_Work to complete_: Below are records. Copy every line with "name" in it.

[Figure record extracts]
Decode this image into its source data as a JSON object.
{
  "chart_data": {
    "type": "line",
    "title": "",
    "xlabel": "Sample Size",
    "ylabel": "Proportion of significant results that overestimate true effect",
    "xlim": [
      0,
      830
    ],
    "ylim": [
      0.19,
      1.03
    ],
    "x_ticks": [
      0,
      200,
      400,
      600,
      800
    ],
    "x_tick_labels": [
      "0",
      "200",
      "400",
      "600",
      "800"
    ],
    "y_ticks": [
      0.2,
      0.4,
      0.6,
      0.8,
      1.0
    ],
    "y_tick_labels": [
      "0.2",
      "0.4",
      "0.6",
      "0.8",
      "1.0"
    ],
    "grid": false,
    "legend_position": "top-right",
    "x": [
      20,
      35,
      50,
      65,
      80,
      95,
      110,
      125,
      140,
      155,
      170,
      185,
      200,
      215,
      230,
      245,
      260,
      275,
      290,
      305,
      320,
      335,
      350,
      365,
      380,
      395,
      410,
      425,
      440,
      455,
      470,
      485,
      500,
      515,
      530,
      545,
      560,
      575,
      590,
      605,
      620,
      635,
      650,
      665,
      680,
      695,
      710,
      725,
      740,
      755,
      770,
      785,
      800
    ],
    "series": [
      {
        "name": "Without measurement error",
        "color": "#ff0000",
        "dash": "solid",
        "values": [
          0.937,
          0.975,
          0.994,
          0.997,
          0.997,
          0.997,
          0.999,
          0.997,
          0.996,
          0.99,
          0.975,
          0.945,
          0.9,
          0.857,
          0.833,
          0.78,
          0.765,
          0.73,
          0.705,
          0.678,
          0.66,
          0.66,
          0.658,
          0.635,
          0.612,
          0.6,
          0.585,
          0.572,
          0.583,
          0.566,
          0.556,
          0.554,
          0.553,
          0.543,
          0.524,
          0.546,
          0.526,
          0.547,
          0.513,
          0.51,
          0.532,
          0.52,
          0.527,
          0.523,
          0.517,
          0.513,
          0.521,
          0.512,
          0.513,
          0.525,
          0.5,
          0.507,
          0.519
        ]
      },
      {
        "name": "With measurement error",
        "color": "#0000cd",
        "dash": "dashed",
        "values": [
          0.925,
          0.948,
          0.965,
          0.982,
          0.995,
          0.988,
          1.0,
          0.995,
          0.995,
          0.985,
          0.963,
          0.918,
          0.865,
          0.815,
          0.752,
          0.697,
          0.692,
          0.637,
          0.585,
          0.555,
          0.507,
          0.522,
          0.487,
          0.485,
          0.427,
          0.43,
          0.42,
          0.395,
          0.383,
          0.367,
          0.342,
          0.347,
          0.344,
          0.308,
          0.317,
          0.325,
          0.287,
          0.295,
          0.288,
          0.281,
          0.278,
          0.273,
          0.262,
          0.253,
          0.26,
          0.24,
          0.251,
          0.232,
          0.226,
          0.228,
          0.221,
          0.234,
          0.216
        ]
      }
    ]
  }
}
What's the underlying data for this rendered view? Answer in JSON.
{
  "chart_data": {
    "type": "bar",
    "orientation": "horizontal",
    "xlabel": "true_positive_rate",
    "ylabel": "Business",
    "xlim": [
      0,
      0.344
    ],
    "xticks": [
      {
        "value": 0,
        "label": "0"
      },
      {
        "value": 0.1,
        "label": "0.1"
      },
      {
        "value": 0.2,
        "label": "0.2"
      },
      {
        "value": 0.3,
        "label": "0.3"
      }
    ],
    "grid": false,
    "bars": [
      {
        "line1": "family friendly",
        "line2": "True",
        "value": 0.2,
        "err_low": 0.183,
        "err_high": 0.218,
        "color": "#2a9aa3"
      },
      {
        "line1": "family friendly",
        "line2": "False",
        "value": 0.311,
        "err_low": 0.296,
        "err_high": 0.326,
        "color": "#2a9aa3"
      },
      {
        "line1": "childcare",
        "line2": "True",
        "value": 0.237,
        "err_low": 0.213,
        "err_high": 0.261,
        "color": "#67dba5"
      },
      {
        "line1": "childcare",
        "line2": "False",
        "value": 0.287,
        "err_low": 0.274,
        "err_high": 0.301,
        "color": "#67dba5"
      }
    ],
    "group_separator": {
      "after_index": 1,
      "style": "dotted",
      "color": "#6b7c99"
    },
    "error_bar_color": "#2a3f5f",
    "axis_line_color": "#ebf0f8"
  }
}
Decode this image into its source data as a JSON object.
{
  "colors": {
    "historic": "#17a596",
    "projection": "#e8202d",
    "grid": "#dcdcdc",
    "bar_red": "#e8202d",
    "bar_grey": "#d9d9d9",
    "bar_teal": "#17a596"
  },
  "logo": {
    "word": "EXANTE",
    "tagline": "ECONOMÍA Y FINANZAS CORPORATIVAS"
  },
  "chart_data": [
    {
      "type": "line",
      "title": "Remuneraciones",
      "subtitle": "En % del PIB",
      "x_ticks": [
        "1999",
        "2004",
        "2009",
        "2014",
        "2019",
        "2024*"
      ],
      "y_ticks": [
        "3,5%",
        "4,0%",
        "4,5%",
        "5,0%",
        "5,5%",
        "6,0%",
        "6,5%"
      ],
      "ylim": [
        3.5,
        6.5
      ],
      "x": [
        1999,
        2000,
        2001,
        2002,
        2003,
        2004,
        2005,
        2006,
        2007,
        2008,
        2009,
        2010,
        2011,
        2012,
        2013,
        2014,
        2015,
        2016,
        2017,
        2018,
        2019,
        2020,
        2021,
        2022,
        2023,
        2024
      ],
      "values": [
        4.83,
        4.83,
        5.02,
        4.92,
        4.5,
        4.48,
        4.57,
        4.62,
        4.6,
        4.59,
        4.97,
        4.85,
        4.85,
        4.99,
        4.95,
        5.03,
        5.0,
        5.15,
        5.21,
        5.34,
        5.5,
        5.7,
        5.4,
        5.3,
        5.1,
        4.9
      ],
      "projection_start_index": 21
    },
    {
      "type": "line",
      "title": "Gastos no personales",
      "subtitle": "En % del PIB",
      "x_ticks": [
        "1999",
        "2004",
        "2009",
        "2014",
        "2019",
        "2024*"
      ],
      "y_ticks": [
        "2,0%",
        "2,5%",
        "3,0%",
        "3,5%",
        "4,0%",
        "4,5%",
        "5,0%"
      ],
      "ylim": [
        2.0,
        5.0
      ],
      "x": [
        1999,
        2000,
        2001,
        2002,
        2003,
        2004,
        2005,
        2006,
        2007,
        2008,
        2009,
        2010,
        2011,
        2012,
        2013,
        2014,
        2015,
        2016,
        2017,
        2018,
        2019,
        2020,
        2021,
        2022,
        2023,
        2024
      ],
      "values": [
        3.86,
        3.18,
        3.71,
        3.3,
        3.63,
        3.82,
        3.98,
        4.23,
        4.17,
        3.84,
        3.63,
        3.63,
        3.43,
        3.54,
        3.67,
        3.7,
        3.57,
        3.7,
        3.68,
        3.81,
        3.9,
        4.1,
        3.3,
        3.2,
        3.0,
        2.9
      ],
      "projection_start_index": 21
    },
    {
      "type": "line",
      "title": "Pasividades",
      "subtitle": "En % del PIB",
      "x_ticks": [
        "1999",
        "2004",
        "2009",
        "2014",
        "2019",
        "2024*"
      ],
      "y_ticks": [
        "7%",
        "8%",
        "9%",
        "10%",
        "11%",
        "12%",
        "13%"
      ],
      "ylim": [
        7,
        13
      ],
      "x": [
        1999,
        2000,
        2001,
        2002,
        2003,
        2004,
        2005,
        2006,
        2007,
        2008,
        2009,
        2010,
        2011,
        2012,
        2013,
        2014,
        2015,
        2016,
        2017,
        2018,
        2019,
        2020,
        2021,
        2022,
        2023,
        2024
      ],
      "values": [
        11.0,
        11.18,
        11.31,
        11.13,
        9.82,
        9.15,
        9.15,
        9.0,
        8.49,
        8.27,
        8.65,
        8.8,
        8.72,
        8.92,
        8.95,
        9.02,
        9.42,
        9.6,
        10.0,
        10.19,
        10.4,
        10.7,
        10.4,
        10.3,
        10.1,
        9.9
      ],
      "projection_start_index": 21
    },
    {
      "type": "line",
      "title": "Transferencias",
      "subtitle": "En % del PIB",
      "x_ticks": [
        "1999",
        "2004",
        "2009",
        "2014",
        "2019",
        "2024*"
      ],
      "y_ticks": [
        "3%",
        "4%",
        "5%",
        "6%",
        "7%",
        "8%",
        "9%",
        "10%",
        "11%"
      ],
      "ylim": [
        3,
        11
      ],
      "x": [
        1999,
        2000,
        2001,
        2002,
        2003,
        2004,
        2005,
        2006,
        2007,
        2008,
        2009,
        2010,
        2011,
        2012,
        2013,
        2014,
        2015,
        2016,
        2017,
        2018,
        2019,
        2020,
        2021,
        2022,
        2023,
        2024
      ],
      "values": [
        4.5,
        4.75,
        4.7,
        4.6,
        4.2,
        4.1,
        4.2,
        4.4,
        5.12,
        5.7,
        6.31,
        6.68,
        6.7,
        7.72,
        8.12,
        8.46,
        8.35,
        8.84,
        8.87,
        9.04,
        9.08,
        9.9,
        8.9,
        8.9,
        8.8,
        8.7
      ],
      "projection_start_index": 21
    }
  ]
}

_Task response_:
        "name": "Without measurement error",
        "name": "With measurement error",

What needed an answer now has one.